> _RECORDS SHOWN_

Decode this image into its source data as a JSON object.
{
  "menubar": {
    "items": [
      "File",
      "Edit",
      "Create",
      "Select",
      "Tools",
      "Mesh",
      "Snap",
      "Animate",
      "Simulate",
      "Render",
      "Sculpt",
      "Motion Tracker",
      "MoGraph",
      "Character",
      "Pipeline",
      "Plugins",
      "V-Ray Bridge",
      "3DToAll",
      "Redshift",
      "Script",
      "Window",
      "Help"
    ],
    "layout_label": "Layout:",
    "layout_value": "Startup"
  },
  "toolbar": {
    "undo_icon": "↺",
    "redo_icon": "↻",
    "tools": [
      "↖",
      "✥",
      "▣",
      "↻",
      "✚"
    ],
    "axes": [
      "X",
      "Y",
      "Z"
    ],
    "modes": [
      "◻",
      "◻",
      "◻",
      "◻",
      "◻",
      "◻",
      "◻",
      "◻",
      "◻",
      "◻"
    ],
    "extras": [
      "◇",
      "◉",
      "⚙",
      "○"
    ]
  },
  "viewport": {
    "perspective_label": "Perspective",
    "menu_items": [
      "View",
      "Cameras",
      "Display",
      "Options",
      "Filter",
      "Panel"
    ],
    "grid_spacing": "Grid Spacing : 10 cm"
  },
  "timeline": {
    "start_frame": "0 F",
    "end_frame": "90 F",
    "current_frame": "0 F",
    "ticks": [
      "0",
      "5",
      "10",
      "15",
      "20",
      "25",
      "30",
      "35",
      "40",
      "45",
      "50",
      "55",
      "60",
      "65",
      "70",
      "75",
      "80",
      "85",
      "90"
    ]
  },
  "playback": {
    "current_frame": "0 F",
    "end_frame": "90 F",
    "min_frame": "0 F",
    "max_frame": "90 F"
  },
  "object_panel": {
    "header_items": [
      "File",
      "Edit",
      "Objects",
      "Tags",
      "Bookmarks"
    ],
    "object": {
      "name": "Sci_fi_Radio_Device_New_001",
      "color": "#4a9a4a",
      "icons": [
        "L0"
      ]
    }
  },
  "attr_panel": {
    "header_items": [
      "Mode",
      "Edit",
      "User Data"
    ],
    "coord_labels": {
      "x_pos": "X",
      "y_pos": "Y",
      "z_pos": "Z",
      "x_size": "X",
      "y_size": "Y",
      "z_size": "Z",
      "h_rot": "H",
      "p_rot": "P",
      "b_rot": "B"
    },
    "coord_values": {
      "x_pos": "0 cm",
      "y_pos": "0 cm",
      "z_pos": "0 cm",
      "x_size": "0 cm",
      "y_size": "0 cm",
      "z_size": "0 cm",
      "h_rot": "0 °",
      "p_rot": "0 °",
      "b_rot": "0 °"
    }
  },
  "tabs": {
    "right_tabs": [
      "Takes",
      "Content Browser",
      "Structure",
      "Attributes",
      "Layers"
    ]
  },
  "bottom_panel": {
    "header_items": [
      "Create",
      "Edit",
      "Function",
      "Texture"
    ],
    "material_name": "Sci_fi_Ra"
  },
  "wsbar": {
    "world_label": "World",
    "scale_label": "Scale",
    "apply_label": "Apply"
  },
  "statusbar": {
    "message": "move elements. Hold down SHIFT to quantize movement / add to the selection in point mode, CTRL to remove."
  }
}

> _AIM OF THE TASK_
Return the whole listing exactly, with every line included.

> _EXERCISE ANSWER_
Decode this image into its source data as a JSON object.
{
  "menubar": {
    "items": [
      "File",
      "Edit",
      "Create",
      "Select",
      "Tools",
      "Mesh",
      "Snap",
      "Animate",
      "Simulate",
      "Render",
      "Sculpt",
      "Motion Tracker",
      "MoGraph",
      "Character",
      "Pipeline",
      "Plugins",
      "V-Ray Bridge",
      "3DToAll",
      "Redshift",
      "Script",
      "Window",
      "Help"
    ],
    "layout_label": "Layout:",
    "layout_value": "Startup"
  },
  "toolbar": {
    "undo_icon": "↺",
    "redo_icon": "↻",
    "tools": [
      "↖",
      "✥",
      "▣",
      "↻",
      "✚"
    ],
    "axes": [
      "X",
      "Y",
      "Z"
    ],
    "modes": [
      "◻",
      "◻",
      "◻",
      "◻",
      "◻",
      "◻",
      "◻",
      "◻",
      "◻",
      "◻"
    ],
    "extras": [
      "◇",
      "◉",
      "⚙",
      "○"
    ]
  },
  "viewport": {
    "perspective_label": "Perspective",
    "menu_items": [
      "View",
      "Cameras",
      "Display",
      "Options",
      "Filter",
      "Panel"
    ],
    "grid_spacing": "Grid Spacing : 10 cm"
  },
  "timeline": {
    "start_frame": "0 F",
    "end_frame": "90 F",
    "current_frame": "0 F",
    "ticks": [
      "0",
      "5",
      "10",
      "15",
      "20",
      "25",
      "30",
      "35",
      "40",
      "45",
      "50",
      "55",
      "60",
      "65",
      "70",
      "75",
      "80",
      "85",
      "90"
    ]
  },
  "playback": {
    "current_frame": "0 F",
    "end_frame": "90 F",
    "min_frame": "0 F",
    "max_frame": "90 F"
  },
  "object_panel": {
    "header_items": [
      "File",
      "Edit",
      "Objects",
      "Tags",
      "Bookmarks"
    ],
    "object": {
      "name": "Sci_fi_Radio_Device_New_001",
      "color": "#4a9a4a",
      "icons": [
        "L0"
      ]
    }
  },
  "attr_panel": {
    "header_items": [
      "Mode",
      "Edit",
      "User Data"
    ],
    "coord_labels": {
      "x_pos": "X",
      "y_pos": "Y",
      "z_pos": "Z",
      "x_size": "X",
      "y_size": "Y",
      "z_size": "Z",
      "h_rot": "H",
      "p_rot": "P",
      "b_rot": "B"
    },
    "coord_values": {
      "x_pos": "0 cm",
      "y_pos": "0 cm",
      "z_pos": "0 cm",
      "x_size": "0 cm",
      "y_size": "0 cm",
      "z_size": "0 cm",
      "h_rot": "0 °",
      "p_rot": "0 °",
      "b_rot": "0 °"
    }
  },
  "tabs": {
    "right_tabs": [
      "Takes",
      "Content Browser",
      "Structure",
      "Attributes",
      "Layers"
    ]
  },
  "bottom_panel": {
    "header_items": [
      "Create",
      "Edit",
      "Function",
      "Texture"
    ],
    "material_name": "Sci_fi_Ra"
  },
  "wsbar": {
    "world_label": "World",
    "scale_label": "Scale",
    "apply_label": "Apply"
  },
  "statusbar": {
    "message": "move elements. Hold down SHIFT to quantize movement / add to the selection in point mode, CTRL to remove."
  }
}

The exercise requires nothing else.